Supplied information
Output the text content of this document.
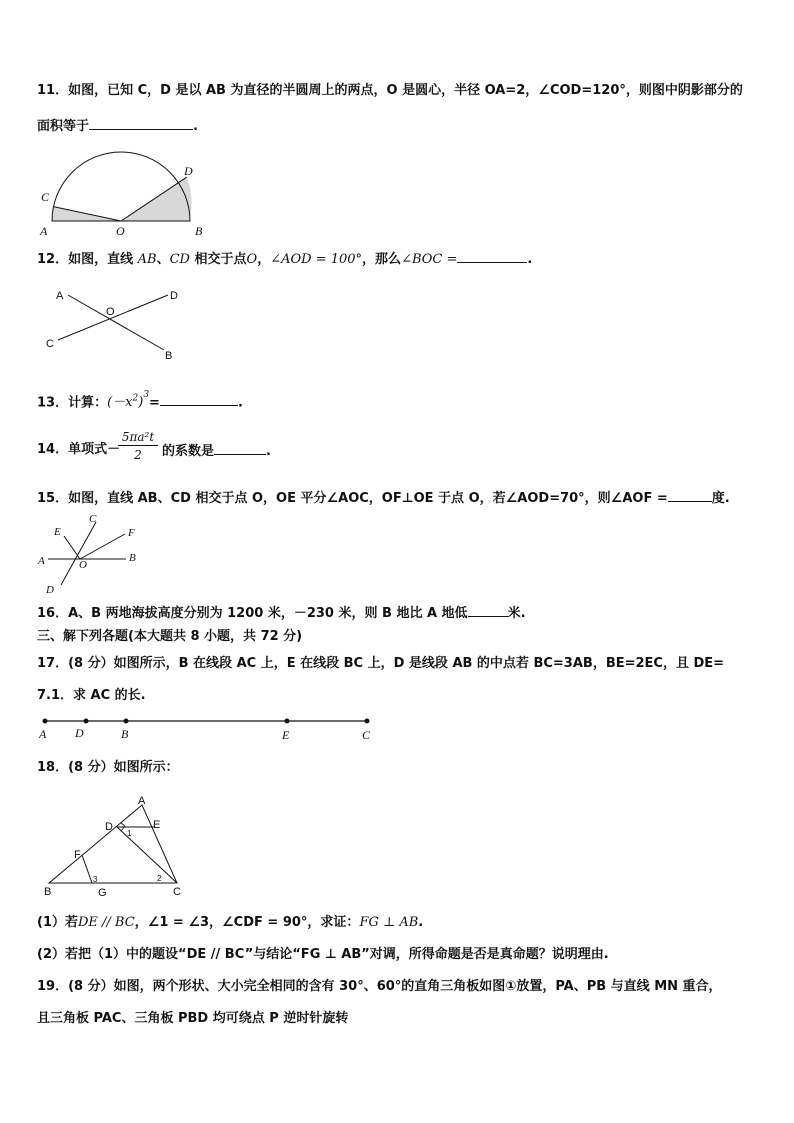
11．如图，已知 C，D 是以 AB 为直径的半圆周上的两点，O 是圆心，半径 OA=2，∠COD=120°，则图中阴影部分的
面积等于	.
A	B
C
D
O
12．如图，直线 AB、CD 相交于点O，∠AOD = 100°，那么∠BOC =	.
A	D
O
C
B
13．计算：$(-x^2)^3=$	.
14．单项式－
$\frac{\text{5πa²t}}{2}$ 的系数是	.
15．如图，直线 AB、CD 相交于点 O，OE 平分∠AOC，OF⊥OE 于点 O，若∠AOD=70°，则∠AOF =	度.
C
E	F
A	B
O
D
16．A、B 两地海拔高度分别为 1200 米，－230 米，则 B 地比 A 地低	米.
三、解下列各题(本大题共 8 小题，共 72 分)
17．(8 分）如图所示，B 在线段 AC 上，E 在线段 BC 上，D 是线段 AB 的中点若 BC=3AB，BE=2EC，且 DE=
7.1．求 AC 的长.
A D	B	E	C
18．(8 分）如图所示：
A
E
D
1
F
3	2
B	G	C
(1）若DE // BC，∠1 = ∠3，∠CDF = 90°，求证：FG ⊥ AB.
(2）若把（1）中的题设“DE // BC”与结论“FG ⊥ AB”对调，所得命题是否是真命题？说明理由.
19．(8 分）如图，两个形状、大小完全相同的含有 30°、60°的直角三角板如图①放置，PA、PB 与直线 MN 重合，
且三角板 PAC、三角板 PBD 均可绕点 P 逆时针旋转
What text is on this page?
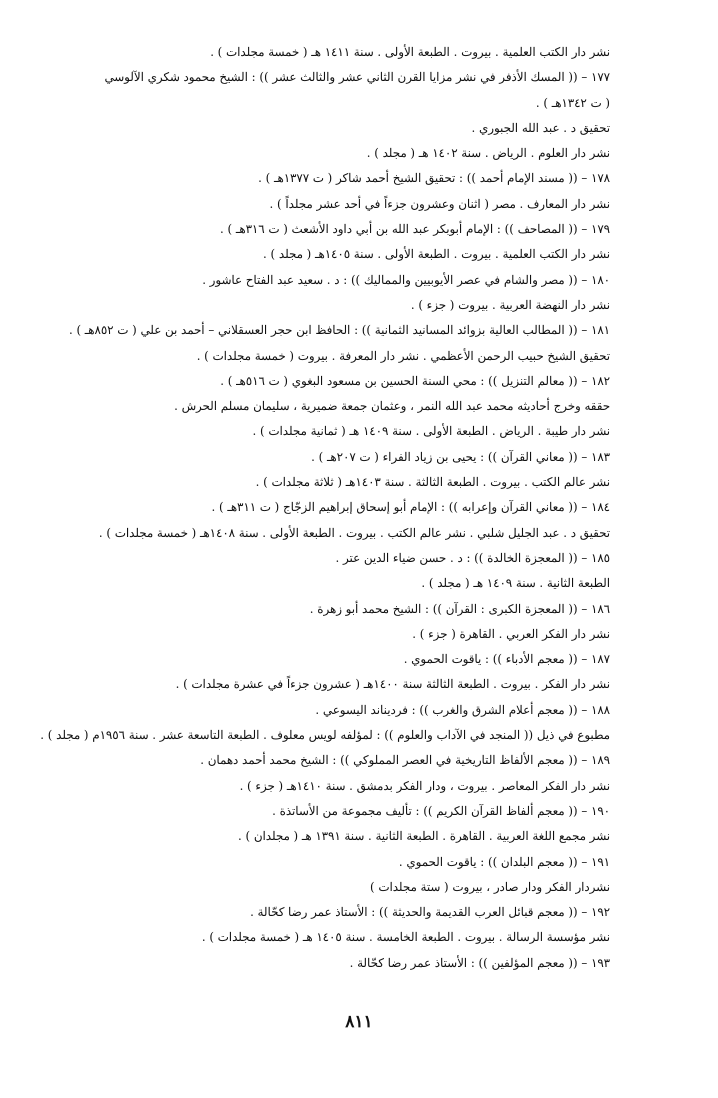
نشر دار الكتب العلمية . بيروت . الطبعة الأولى . سنة ١٤١١ هـ ( خمسة مجلدات ) .
١٧٧ – (( المسك الأذفر في نشر مزايا القرن الثاني عشر والثالث عشر )) : الشيخ محمود شكري الآلوسي
( ت ١٣٤٢هـ ) .
تحقيق د . عبد الله الجبوري .
نشر دار العلوم . الرياض . سنة ١٤٠٢ هـ ( مجلد ) .
١٧٨ – (( مسند الإمام أحمد )) : تحقيق الشيخ أحمد شاكر ( ت ١٣٧٧هـ ) .
نشر دار المعارف . مصر ( اثنان وعشرون جزءاً في أحد عشر مجلداً ) .
١٧٩ – (( المصاحف )) : الإمام أبوبكر عبد الله بن أبي داود الأشعث ( ت ٣١٦هـ ) .
نشر دار الكتب العلمية . بيروت . الطبعة الأولى . سنة ١٤٠٥هـ ( مجلد ) .
١٨٠ – (( مصر والشام في عصر الأيوبيين والمماليك )) : د . سعيد عبد الفتاح عاشور .
نشر دار النهضة العربية . بيروت ( جزء ) .
١٨١ – (( المطالب العالية بزوائد المسانيد الثمانية )) : الحافظ ابن حجر العسقلاني – أحمد بن علي ( ت ٨٥٢هـ ) .
تحقيق الشيخ حبيب الرحمن الأعظمي . نشر دار المعرفة . بيروت ( خمسة مجلدات ) .
١٨٢ – (( معالم التنزيل )) : محي السنة الحسين بن مسعود البغوي ( ت ٥١٦هـ ) .
حققه وخرج أحاديثه محمد عبد الله النمر ، وعثمان جمعة ضميرية ، سليمان مسلم الحرش .
نشر دار طيبة . الرياض . الطبعة الأولى . سنة ١٤٠٩ هـ ( ثمانية مجلدات ) .
١٨٣ – (( معاني القرآن )) : يحيى بن زياد الفراء ( ت ٢٠٧هـ ) .
نشر عالم الكتب . بيروت . الطبعة الثالثة . سنة ١٤٠٣هـ ( ثلاثة مجلدات ) .
١٨٤ – (( معاني القرآن وإعرابه )) : الإمام أبو إسحاق إبراهيم الزجّاج ( ت ٣١١هـ ) .
تحقيق د . عبد الجليل شلبي . نشر عالم الكتب . بيروت . الطبعة الأولى . سنة ١٤٠٨هـ ( خمسة مجلدات ) .
١٨٥ – (( المعجزة الخالدة )) : د . حسن ضياء الدين عتر .
الطبعة الثانية . سنة ١٤٠٩ هـ ( مجلد ) .
١٨٦ – (( المعجزة الكبرى : القرآن )) : الشيخ محمد أبو زهرة .
نشر دار الفكر العربي . القاهرة ( جزء ) .
١٨٧ – (( معجم الأدباء )) : ياقوت الحموي .
نشر دار الفكر . بيروت . الطبعة الثالثة سنة ١٤٠٠هـ ( عشرون جزءاً في عشرة مجلدات ) .
١٨٨ – (( معجم أعلام الشرق والغرب )) : فرديناند اليسوعي .
مطبوع في ذيل (( المنجد في الآداب والعلوم )) : لمؤلفه لويس معلوف . الطبعة التاسعة عشر . سنة ١٩٥٦م ( مجلد ) .
١٨٩ – (( معجم الألفاظ التاريخية في العصر المملوكي )) : الشيخ محمد أحمد دهمان .
نشر دار الفكر المعاصر . بيروت ، ودار الفكر بدمشق . سنة ١٤١٠هـ ( جزء ) .
١٩٠ – (( معجم ألفاظ القرآن الكريم )) : تأليف مجموعة من الأساتذة .
نشر مجمع اللغة العربية . القاهرة . الطبعة الثانية . سنة ١٣٩١ هـ ( مجلدان ) .
١٩١ – (( معجم البلدان )) : ياقوت الحموي .
نشردار الفكر ودار صادر ، بيروت ( ستة مجلدات )
١٩٢ – (( معجم قبائل العرب القديمة والحديثة )) : الأستاذ عمر رضا كحّالة .
نشر مؤسسة الرسالة . بيروت . الطبعة الخامسة . سنة ١٤٠٥ هـ ( خمسة مجلدات ) .
١٩٣ – (( معجم المؤلفين )) : الأستاذ عمر رضا كحّالة .
٨١١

Stated problem
Locate the word "القرآن" in the records above, and return each line that has it.

Answer to the task
١٨٣ – (( معاني القرآن )) : يحيى بن زياد الفراء ( ت ٢٠٧هـ ) .
١٨٤ – (( معاني القرآن وإعرابه )) : الإمام أبو إسحاق إبراهيم الزجّاج ( ت ٣١١هـ ) .
١٨٦ – (( المعجزة الكبرى : القرآن )) : الشيخ محمد أبو زهرة .
١٩٠ – (( معجم ألفاظ القرآن الكريم )) : تأليف مجموعة من الأساتذة .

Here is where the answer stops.